Extract every line that includes the string "GBPAUD".

[Dataset entries on figures]
====================

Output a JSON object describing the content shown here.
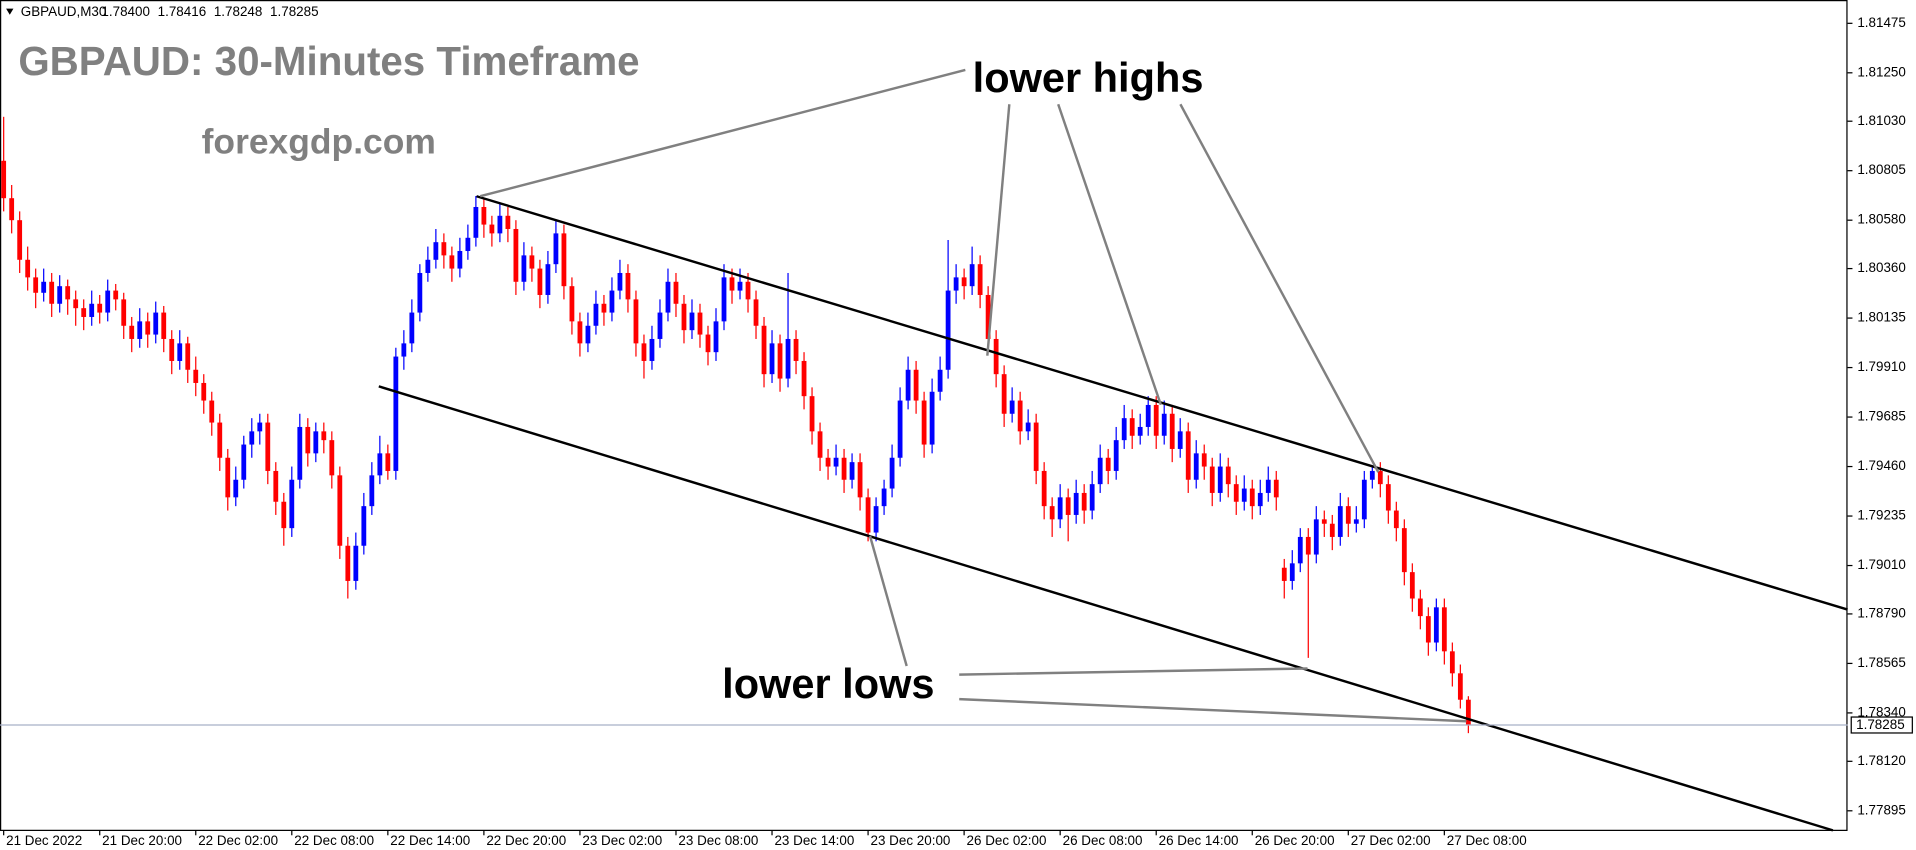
{
  "chart_data": {
    "type": "candlestick",
    "symbol": "GBPAUD,M30",
    "header_labels": [
      "1.78400",
      "1.78416",
      "1.78248",
      "1.78285"
    ],
    "title": "GBPAUD: 30-Minutes Timeframe",
    "subtitle": "forexgdp.com",
    "annotations": [
      "lower highs",
      "lower lows"
    ],
    "up_color": "#0000ff",
    "down_color": "#ff0000",
    "xlim": [
      -0.458,
      230.38
    ],
    "xticks": [
      {
        "value": 0,
        "label": "21 Dec 2022"
      },
      {
        "value": 12,
        "label": "21 Dec 20:00"
      },
      {
        "value": 24,
        "label": "22 Dec 02:00"
      },
      {
        "value": 36,
        "label": "22 Dec 08:00"
      },
      {
        "value": 48,
        "label": "22 Dec 14:00"
      },
      {
        "value": 60,
        "label": "22 Dec 20:00"
      },
      {
        "value": 72,
        "label": "23 Dec 02:00"
      },
      {
        "value": 84,
        "label": "23 Dec 08:00"
      },
      {
        "value": 96,
        "label": "23 Dec 14:00"
      },
      {
        "value": 108,
        "label": "23 Dec 20:00"
      },
      {
        "value": 120,
        "label": "26 Dec 02:00"
      },
      {
        "value": 132,
        "label": "26 Dec 08:00"
      },
      {
        "value": 144,
        "label": "26 Dec 14:00"
      },
      {
        "value": 156,
        "label": "26 Dec 20:00"
      },
      {
        "value": 168,
        "label": "27 Dec 02:00"
      },
      {
        "value": 180,
        "label": "27 Dec 08:00"
      }
    ],
    "ylim": [
      1.77806,
      1.81581
    ],
    "yticks": [
      1.81475,
      {
        "value": 1.8125,
        "label": "1.81250"
      },
      {
        "value": 1.8103,
        "label": "1.81030"
      },
      1.80805,
      {
        "value": 1.8058,
        "label": "1.80580"
      },
      {
        "value": 1.8036,
        "label": "1.80360"
      },
      1.80135,
      {
        "value": 1.7991,
        "label": "1.79910"
      },
      1.79685,
      {
        "value": 1.7946,
        "label": "1.79460"
      },
      1.79235,
      {
        "value": 1.7901,
        "label": "1.79010"
      },
      {
        "value": 1.7879,
        "label": "1.78790"
      },
      1.78565,
      {
        "value": 1.7834,
        "label": "1.78340"
      },
      {
        "value": 1.7812,
        "label": "1.78120"
      },
      1.77895
    ],
    "ohlc": [
      [
        1.8085,
        1.8105,
        1.8062,
        1.8068
      ],
      [
        1.8068,
        1.8074,
        1.8052,
        1.8058
      ],
      [
        1.8058,
        1.8062,
        1.8034,
        1.804
      ],
      [
        1.804,
        1.8046,
        1.8026,
        1.8032
      ],
      [
        1.8032,
        1.8036,
        1.8018,
        1.8025
      ],
      [
        1.8025,
        1.8036,
        1.8021,
        1.803
      ],
      [
        1.803,
        1.8034,
        1.8014,
        1.802
      ],
      [
        1.802,
        1.8033,
        1.8016,
        1.8028
      ],
      [
        1.8028,
        1.8031,
        1.8015,
        1.8022
      ],
      [
        1.8022,
        1.8026,
        1.801,
        1.8018
      ],
      [
        1.8018,
        1.8022,
        1.8008,
        1.8014
      ],
      [
        1.8014,
        1.8026,
        1.801,
        1.802
      ],
      [
        1.802,
        1.8024,
        1.8011,
        1.8016
      ],
      [
        1.8016,
        1.8031,
        1.8012,
        1.8026
      ],
      [
        1.8026,
        1.8029,
        1.8017,
        1.8022
      ],
      [
        1.8022,
        1.8025,
        1.8004,
        1.801
      ],
      [
        1.801,
        1.8014,
        1.7998,
        1.8004
      ],
      [
        1.8004,
        1.8018,
        1.8,
        1.8012
      ],
      [
        1.8012,
        1.8016,
        1.8,
        1.8006
      ],
      [
        1.8006,
        1.8021,
        1.8002,
        1.8016
      ],
      [
        1.8016,
        1.8019,
        1.7998,
        1.8004
      ],
      [
        1.8004,
        1.8008,
        1.7988,
        1.7994
      ],
      [
        1.7994,
        1.8008,
        1.799,
        1.8002
      ],
      [
        1.8002,
        1.8005,
        1.7984,
        1.799
      ],
      [
        1.799,
        1.7996,
        1.7978,
        1.7984
      ],
      [
        1.7984,
        1.7988,
        1.797,
        1.7976
      ],
      [
        1.7976,
        1.798,
        1.796,
        1.7966
      ],
      [
        1.7966,
        1.797,
        1.7944,
        1.795
      ],
      [
        1.795,
        1.7954,
        1.7926,
        1.7932
      ],
      [
        1.7932,
        1.7946,
        1.7928,
        1.794
      ],
      [
        1.794,
        1.796,
        1.7936,
        1.7956
      ],
      [
        1.7956,
        1.7968,
        1.795,
        1.7962
      ],
      [
        1.7962,
        1.797,
        1.7956,
        1.7966
      ],
      [
        1.7966,
        1.797,
        1.7938,
        1.7944
      ],
      [
        1.7944,
        1.7948,
        1.7924,
        1.793
      ],
      [
        1.793,
        1.7934,
        1.791,
        1.7918
      ],
      [
        1.7918,
        1.7946,
        1.7914,
        1.794
      ],
      [
        1.794,
        1.797,
        1.7936,
        1.7964
      ],
      [
        1.7964,
        1.7968,
        1.7946,
        1.7952
      ],
      [
        1.7952,
        1.7966,
        1.7948,
        1.7962
      ],
      [
        1.7962,
        1.7966,
        1.7952,
        1.7958
      ],
      [
        1.7958,
        1.7962,
        1.7936,
        1.7942
      ],
      [
        1.7942,
        1.7946,
        1.7904,
        1.791
      ],
      [
        1.791,
        1.7914,
        1.7886,
        1.7894
      ],
      [
        1.7894,
        1.7916,
        1.789,
        1.791
      ],
      [
        1.791,
        1.7934,
        1.7906,
        1.7928
      ],
      [
        1.7928,
        1.7948,
        1.7924,
        1.7942
      ],
      [
        1.7942,
        1.796,
        1.7938,
        1.7952
      ],
      [
        1.7952,
        1.7956,
        1.794,
        1.7944
      ],
      [
        1.7944,
        1.8,
        1.794,
        1.7996
      ],
      [
        1.7996,
        1.8008,
        1.799,
        1.8002
      ],
      [
        1.8002,
        1.8022,
        1.7998,
        1.8016
      ],
      [
        1.8016,
        1.8038,
        1.8012,
        1.8034
      ],
      [
        1.8034,
        1.8046,
        1.803,
        1.804
      ],
      [
        1.804,
        1.8054,
        1.8036,
        1.8048
      ],
      [
        1.8048,
        1.8052,
        1.8036,
        1.8042
      ],
      [
        1.8042,
        1.8046,
        1.803,
        1.8036
      ],
      [
        1.8036,
        1.805,
        1.8032,
        1.8044
      ],
      [
        1.8044,
        1.8056,
        1.804,
        1.805
      ],
      [
        1.805,
        1.8069,
        1.8046,
        1.8064
      ],
      [
        1.8064,
        1.8068,
        1.805,
        1.8056
      ],
      [
        1.8056,
        1.806,
        1.8046,
        1.8052
      ],
      [
        1.8052,
        1.8066,
        1.8048,
        1.806
      ],
      [
        1.806,
        1.8064,
        1.8048,
        1.8054
      ],
      [
        1.8054,
        1.8058,
        1.8024,
        1.803
      ],
      [
        1.803,
        1.8048,
        1.8026,
        1.8042
      ],
      [
        1.8042,
        1.8046,
        1.803,
        1.8036
      ],
      [
        1.8036,
        1.804,
        1.8018,
        1.8024
      ],
      [
        1.8024,
        1.8044,
        1.802,
        1.8038
      ],
      [
        1.8038,
        1.8058,
        1.8034,
        1.8052
      ],
      [
        1.8052,
        1.8056,
        1.8022,
        1.8028
      ],
      [
        1.8028,
        1.8032,
        1.8006,
        1.8012
      ],
      [
        1.8012,
        1.8016,
        1.7996,
        1.8002
      ],
      [
        1.8002,
        1.8016,
        1.7998,
        1.801
      ],
      [
        1.801,
        1.8026,
        1.8006,
        1.802
      ],
      [
        1.802,
        1.8024,
        1.801,
        1.8016
      ],
      [
        1.8016,
        1.8032,
        1.8012,
        1.8026
      ],
      [
        1.8026,
        1.804,
        1.8022,
        1.8034
      ],
      [
        1.8034,
        1.8038,
        1.8016,
        1.8022
      ],
      [
        1.8022,
        1.8026,
        1.7996,
        1.8002
      ],
      [
        1.8002,
        1.8006,
        1.7986,
        1.7994
      ],
      [
        1.7994,
        1.801,
        1.799,
        1.8004
      ],
      [
        1.8004,
        1.8022,
        1.8,
        1.8016
      ],
      [
        1.8016,
        1.8036,
        1.8012,
        1.803
      ],
      [
        1.803,
        1.8034,
        1.8014,
        1.802
      ],
      [
        1.802,
        1.8024,
        1.8002,
        1.8008
      ],
      [
        1.8008,
        1.8022,
        1.8004,
        1.8016
      ],
      [
        1.8016,
        1.802,
        1.8,
        1.8006
      ],
      [
        1.8006,
        1.801,
        1.7992,
        1.7998
      ],
      [
        1.7998,
        1.8018,
        1.7994,
        1.8012
      ],
      [
        1.8012,
        1.8038,
        1.8008,
        1.8032
      ],
      [
        1.8032,
        1.8036,
        1.802,
        1.8026
      ],
      [
        1.8026,
        1.8036,
        1.8022,
        1.803
      ],
      [
        1.803,
        1.8034,
        1.8016,
        1.8022
      ],
      [
        1.8022,
        1.8026,
        1.8004,
        1.801
      ],
      [
        1.801,
        1.8014,
        1.7982,
        1.7988
      ],
      [
        1.7988,
        1.8008,
        1.7984,
        1.8002
      ],
      [
        1.8002,
        1.8006,
        1.798,
        1.7986
      ],
      [
        1.7986,
        1.8034,
        1.7982,
        1.8004
      ],
      [
        1.8004,
        1.8008,
        1.7988,
        1.7994
      ],
      [
        1.7994,
        1.7998,
        1.7972,
        1.7978
      ],
      [
        1.7978,
        1.7982,
        1.7956,
        1.7962
      ],
      [
        1.7962,
        1.7966,
        1.7944,
        1.795
      ],
      [
        1.795,
        1.7954,
        1.794,
        1.7946
      ],
      [
        1.7946,
        1.7956,
        1.7942,
        1.795
      ],
      [
        1.795,
        1.7954,
        1.7934,
        1.794
      ],
      [
        1.794,
        1.7952,
        1.7936,
        1.7948
      ],
      [
        1.7948,
        1.7952,
        1.7926,
        1.7932
      ],
      [
        1.7932,
        1.7936,
        1.7912,
        1.7916
      ],
      [
        1.7916,
        1.7932,
        1.7912,
        1.7928
      ],
      [
        1.7928,
        1.794,
        1.7924,
        1.7936
      ],
      [
        1.7936,
        1.7956,
        1.7932,
        1.795
      ],
      [
        1.795,
        1.7982,
        1.7946,
        1.7976
      ],
      [
        1.7976,
        1.7996,
        1.7972,
        1.799
      ],
      [
        1.799,
        1.7994,
        1.797,
        1.7976
      ],
      [
        1.7976,
        1.798,
        1.795,
        1.7956
      ],
      [
        1.7956,
        1.7986,
        1.7952,
        1.798
      ],
      [
        1.798,
        1.7996,
        1.7976,
        1.799
      ],
      [
        1.799,
        1.8049,
        1.7986,
        1.8026
      ],
      [
        1.8026,
        1.8038,
        1.802,
        1.8032
      ],
      [
        1.8032,
        1.8036,
        1.8022,
        1.8028
      ],
      [
        1.8028,
        1.8046,
        1.8024,
        1.8038
      ],
      [
        1.8038,
        1.8042,
        1.8018,
        1.8024
      ],
      [
        1.8024,
        1.8028,
        1.7998,
        1.8004
      ],
      [
        1.8004,
        1.8008,
        1.7982,
        1.7988
      ],
      [
        1.7988,
        1.7992,
        1.7964,
        1.797
      ],
      [
        1.797,
        1.7982,
        1.7966,
        1.7976
      ],
      [
        1.7976,
        1.798,
        1.7956,
        1.7962
      ],
      [
        1.7962,
        1.7972,
        1.7958,
        1.7966
      ],
      [
        1.7966,
        1.797,
        1.7938,
        1.7944
      ],
      [
        1.7944,
        1.7948,
        1.7922,
        1.7928
      ],
      [
        1.7928,
        1.7932,
        1.7914,
        1.7922
      ],
      [
        1.7922,
        1.7938,
        1.7918,
        1.7932
      ],
      [
        1.7932,
        1.7936,
        1.7912,
        1.7924
      ],
      [
        1.7924,
        1.794,
        1.792,
        1.7934
      ],
      [
        1.7934,
        1.7938,
        1.792,
        1.7926
      ],
      [
        1.7926,
        1.7944,
        1.7922,
        1.7938
      ],
      [
        1.7938,
        1.7956,
        1.7934,
        1.795
      ],
      [
        1.795,
        1.7954,
        1.7938,
        1.7944
      ],
      [
        1.7944,
        1.7964,
        1.794,
        1.7958
      ],
      [
        1.7958,
        1.7974,
        1.7954,
        1.7968
      ],
      [
        1.7968,
        1.7972,
        1.7954,
        1.796
      ],
      [
        1.796,
        1.797,
        1.7956,
        1.7964
      ],
      [
        1.7964,
        1.7978,
        1.796,
        1.7974
      ],
      [
        1.7974,
        1.7978,
        1.7954,
        1.796
      ],
      [
        1.796,
        1.7976,
        1.7956,
        1.797
      ],
      [
        1.797,
        1.7974,
        1.7948,
        1.7954
      ],
      [
        1.7954,
        1.7968,
        1.795,
        1.7962
      ],
      [
        1.7962,
        1.7966,
        1.7934,
        1.794
      ],
      [
        1.794,
        1.7958,
        1.7936,
        1.7952
      ],
      [
        1.7952,
        1.7956,
        1.794,
        1.7946
      ],
      [
        1.7946,
        1.795,
        1.7928,
        1.7934
      ],
      [
        1.7934,
        1.7952,
        1.793,
        1.7946
      ],
      [
        1.7946,
        1.795,
        1.7932,
        1.7938
      ],
      [
        1.7938,
        1.7942,
        1.7924,
        1.793
      ],
      [
        1.793,
        1.7942,
        1.7926,
        1.7936
      ],
      [
        1.7936,
        1.794,
        1.7922,
        1.7928
      ],
      [
        1.7928,
        1.794,
        1.7924,
        1.7934
      ],
      [
        1.7934,
        1.7946,
        1.793,
        1.794
      ],
      [
        1.794,
        1.7944,
        1.7926,
        1.7932
      ],
      [
        1.79,
        1.7904,
        1.7886,
        1.7894
      ],
      [
        1.7894,
        1.7908,
        1.789,
        1.7902
      ],
      [
        1.7902,
        1.7918,
        1.7898,
        1.7914
      ],
      [
        1.7914,
        1.7918,
        1.7859,
        1.7906
      ],
      [
        1.7906,
        1.7928,
        1.7902,
        1.7922
      ],
      [
        1.7922,
        1.7926,
        1.7914,
        1.792
      ],
      [
        1.792,
        1.7924,
        1.7908,
        1.7914
      ],
      [
        1.7914,
        1.7934,
        1.791,
        1.7928
      ],
      [
        1.7928,
        1.7932,
        1.7914,
        1.792
      ],
      [
        1.792,
        1.7928,
        1.7916,
        1.7922
      ],
      [
        1.7922,
        1.7944,
        1.7918,
        1.794
      ],
      [
        1.794,
        1.7946,
        1.7936,
        1.7944
      ],
      [
        1.7944,
        1.7948,
        1.7932,
        1.7938
      ],
      [
        1.7938,
        1.7942,
        1.792,
        1.7926
      ],
      [
        1.7926,
        1.793,
        1.7912,
        1.7918
      ],
      [
        1.7918,
        1.7922,
        1.7892,
        1.7898
      ],
      [
        1.7898,
        1.7902,
        1.788,
        1.7886
      ],
      [
        1.7886,
        1.789,
        1.7872,
        1.7878
      ],
      [
        1.7878,
        1.7882,
        1.786,
        1.7866
      ],
      [
        1.7866,
        1.7886,
        1.7862,
        1.7882
      ],
      [
        1.7882,
        1.7886,
        1.7856,
        1.7862
      ],
      [
        1.7862,
        1.7866,
        1.7846,
        1.7852
      ],
      [
        1.7852,
        1.7856,
        1.7836,
        1.784
      ],
      [
        1.784,
        1.78416,
        1.78248,
        1.78285
      ]
    ]
  }
}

====================

ANSWER TO THIS PROBLEM =>
    "symbol": "GBPAUD,M30",
    "title": "GBPAUD: 30-Minutes Timeframe",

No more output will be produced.